→ Exercise
Gather up the lines with the word "root" in them.

## begin Material for this task

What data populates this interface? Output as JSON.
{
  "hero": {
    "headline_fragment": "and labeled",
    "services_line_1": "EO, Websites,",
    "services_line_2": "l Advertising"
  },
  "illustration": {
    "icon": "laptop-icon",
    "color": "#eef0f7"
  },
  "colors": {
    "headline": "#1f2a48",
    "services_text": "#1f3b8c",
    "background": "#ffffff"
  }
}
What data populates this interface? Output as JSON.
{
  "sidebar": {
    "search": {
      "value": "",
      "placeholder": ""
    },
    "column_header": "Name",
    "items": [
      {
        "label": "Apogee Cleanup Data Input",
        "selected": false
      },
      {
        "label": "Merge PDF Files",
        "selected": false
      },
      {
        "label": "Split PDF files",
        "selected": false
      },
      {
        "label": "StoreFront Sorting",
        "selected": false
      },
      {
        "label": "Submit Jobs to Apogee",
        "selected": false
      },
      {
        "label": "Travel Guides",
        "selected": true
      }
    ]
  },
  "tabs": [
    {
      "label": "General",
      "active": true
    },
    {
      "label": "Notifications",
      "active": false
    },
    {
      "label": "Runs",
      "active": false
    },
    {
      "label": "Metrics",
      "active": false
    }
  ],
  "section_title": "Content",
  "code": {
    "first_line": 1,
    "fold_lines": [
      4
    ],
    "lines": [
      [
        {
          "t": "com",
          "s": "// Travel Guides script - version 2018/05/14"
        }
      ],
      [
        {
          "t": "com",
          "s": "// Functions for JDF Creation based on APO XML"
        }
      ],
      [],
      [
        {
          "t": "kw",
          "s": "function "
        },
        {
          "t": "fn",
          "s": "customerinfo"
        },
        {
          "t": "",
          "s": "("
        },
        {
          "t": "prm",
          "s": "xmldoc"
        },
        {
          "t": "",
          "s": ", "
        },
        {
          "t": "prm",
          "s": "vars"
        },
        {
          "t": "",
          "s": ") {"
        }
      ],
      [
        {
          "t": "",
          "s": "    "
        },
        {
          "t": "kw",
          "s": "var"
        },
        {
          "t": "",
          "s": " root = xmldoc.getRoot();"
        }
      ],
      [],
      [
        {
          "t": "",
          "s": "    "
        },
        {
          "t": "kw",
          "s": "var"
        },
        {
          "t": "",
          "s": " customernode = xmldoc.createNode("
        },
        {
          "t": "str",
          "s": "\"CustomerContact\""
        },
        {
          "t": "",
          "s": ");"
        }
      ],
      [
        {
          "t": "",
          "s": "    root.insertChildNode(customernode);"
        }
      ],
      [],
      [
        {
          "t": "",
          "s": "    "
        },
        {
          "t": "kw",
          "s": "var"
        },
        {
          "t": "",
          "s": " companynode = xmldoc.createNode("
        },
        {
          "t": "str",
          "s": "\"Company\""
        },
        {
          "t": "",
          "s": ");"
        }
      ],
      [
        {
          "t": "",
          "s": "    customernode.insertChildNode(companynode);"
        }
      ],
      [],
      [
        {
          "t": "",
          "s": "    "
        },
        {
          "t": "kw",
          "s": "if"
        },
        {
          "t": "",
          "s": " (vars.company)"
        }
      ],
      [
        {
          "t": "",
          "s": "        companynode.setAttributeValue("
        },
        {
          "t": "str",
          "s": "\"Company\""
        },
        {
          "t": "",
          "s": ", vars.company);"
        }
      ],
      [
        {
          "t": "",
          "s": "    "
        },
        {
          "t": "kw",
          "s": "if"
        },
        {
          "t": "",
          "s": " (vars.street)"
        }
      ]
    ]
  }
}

## end Material for this task

→ Answer to this task
          "s": " root = xmldoc.getRoot();"
          "s": "    root.insertChildNode(customernode);"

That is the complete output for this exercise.